▸ DO THIS
Please say how many lines of the listing hold "Cold", with no other words in the answer.

▸ MATERIAL FOR THE TASK
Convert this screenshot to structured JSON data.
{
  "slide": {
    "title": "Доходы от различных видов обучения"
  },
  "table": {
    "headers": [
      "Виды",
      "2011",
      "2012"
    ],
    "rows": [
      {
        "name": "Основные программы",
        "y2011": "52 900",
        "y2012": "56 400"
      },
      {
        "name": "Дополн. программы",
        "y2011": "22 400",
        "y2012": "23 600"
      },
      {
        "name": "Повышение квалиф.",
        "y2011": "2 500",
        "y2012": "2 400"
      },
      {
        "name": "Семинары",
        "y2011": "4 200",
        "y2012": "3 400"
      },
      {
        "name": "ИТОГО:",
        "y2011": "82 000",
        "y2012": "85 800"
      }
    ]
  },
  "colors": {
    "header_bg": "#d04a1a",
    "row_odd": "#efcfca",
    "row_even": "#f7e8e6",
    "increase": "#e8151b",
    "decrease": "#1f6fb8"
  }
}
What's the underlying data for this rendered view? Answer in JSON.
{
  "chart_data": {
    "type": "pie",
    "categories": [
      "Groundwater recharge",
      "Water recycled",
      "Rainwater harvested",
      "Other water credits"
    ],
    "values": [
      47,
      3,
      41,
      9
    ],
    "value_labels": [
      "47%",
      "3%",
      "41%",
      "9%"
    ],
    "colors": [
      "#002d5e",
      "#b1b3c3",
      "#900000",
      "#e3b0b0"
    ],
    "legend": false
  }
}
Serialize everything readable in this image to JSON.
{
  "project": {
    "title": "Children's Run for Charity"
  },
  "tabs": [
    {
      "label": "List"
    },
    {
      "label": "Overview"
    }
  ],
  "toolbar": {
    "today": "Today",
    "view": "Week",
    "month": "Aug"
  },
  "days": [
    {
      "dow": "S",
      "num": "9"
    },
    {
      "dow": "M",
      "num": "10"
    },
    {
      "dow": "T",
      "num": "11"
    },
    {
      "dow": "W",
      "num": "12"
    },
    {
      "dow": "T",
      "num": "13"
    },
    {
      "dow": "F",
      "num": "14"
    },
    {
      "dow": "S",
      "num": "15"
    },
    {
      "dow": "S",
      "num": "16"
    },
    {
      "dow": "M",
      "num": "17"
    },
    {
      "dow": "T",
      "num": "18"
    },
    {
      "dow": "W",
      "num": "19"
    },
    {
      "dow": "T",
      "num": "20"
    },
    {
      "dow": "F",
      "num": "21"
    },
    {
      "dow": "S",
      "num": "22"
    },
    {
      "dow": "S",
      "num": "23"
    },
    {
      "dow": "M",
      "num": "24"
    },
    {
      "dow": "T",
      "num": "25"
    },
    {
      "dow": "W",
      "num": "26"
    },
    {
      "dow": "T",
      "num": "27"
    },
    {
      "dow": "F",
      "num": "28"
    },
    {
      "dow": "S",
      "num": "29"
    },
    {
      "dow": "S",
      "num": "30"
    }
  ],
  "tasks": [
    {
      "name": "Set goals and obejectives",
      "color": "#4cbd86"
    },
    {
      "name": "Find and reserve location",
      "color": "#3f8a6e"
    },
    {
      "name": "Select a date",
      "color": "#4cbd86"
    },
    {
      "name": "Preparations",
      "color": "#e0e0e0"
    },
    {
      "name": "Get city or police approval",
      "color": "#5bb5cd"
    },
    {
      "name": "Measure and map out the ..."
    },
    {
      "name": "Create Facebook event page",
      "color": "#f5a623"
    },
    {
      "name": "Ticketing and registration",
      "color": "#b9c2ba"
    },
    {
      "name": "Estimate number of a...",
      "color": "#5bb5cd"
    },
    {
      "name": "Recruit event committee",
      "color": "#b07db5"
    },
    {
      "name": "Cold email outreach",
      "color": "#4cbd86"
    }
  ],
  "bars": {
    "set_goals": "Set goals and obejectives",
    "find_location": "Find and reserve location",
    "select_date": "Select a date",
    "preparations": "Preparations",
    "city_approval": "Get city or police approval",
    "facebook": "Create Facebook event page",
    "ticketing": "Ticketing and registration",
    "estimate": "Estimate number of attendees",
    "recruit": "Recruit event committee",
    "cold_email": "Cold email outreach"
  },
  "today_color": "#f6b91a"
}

▸ RESPONSE TO THIS TASK
2